**PROBLEM**
List the lines of this listing that hold the word "markets".

Data entries:

***

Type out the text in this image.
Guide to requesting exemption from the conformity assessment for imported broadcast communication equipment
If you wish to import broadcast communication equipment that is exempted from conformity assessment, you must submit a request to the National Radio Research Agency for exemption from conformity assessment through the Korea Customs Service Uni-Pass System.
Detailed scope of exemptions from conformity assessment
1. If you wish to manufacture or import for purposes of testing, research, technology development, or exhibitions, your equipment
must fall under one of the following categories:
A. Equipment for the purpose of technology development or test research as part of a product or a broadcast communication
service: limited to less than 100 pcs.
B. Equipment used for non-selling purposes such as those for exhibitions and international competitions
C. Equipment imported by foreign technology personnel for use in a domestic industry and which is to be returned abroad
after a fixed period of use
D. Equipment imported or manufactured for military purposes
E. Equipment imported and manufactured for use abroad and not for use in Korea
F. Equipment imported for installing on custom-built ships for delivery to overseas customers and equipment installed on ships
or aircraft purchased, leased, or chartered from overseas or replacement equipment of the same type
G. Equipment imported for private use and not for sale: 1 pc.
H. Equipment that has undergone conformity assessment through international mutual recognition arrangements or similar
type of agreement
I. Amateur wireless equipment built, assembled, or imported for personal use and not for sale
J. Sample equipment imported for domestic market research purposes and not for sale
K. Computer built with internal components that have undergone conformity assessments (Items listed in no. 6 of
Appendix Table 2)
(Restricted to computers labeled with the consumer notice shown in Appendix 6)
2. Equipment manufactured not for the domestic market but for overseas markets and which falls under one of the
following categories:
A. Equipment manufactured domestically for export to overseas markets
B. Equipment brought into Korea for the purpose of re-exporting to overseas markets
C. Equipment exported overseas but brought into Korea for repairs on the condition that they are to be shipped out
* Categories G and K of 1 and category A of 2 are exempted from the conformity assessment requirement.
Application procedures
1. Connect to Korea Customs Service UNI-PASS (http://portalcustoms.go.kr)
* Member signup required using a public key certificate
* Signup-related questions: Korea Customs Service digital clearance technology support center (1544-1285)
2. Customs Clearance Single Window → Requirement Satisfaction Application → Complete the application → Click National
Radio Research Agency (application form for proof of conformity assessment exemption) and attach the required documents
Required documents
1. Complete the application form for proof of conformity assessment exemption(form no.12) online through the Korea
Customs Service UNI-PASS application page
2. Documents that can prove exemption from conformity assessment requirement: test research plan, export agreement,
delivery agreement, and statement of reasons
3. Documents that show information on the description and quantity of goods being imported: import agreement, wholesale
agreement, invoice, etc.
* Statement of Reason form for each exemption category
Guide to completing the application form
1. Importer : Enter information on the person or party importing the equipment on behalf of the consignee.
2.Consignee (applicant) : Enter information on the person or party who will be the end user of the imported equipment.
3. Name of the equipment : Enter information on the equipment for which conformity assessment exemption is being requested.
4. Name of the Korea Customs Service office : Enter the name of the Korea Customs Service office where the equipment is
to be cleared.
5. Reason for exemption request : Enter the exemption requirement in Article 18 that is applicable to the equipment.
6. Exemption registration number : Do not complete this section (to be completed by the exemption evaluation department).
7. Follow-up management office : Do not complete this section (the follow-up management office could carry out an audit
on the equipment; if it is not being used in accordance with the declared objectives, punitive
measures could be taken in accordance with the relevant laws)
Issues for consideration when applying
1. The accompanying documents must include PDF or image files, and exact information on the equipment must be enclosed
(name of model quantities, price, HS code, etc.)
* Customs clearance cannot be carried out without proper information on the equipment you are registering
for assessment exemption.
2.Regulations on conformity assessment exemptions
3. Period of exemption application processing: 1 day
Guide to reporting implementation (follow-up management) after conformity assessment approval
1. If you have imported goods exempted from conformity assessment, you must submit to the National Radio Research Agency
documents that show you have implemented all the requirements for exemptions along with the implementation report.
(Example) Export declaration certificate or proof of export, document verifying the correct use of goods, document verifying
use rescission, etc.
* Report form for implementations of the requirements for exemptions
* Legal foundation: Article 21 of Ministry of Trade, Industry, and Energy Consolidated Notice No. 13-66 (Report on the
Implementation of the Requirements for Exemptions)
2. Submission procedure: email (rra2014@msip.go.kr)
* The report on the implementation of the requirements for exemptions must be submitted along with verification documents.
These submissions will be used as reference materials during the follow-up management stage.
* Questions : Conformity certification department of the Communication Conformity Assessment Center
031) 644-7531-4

***

**FINAL RESULT**
2. Equipment manufactured not for the domestic market but for overseas markets and which falls under one of the
A. Equipment manufactured domestically for export to overseas markets
B. Equipment brought into Korea for the purpose of re-exporting to overseas markets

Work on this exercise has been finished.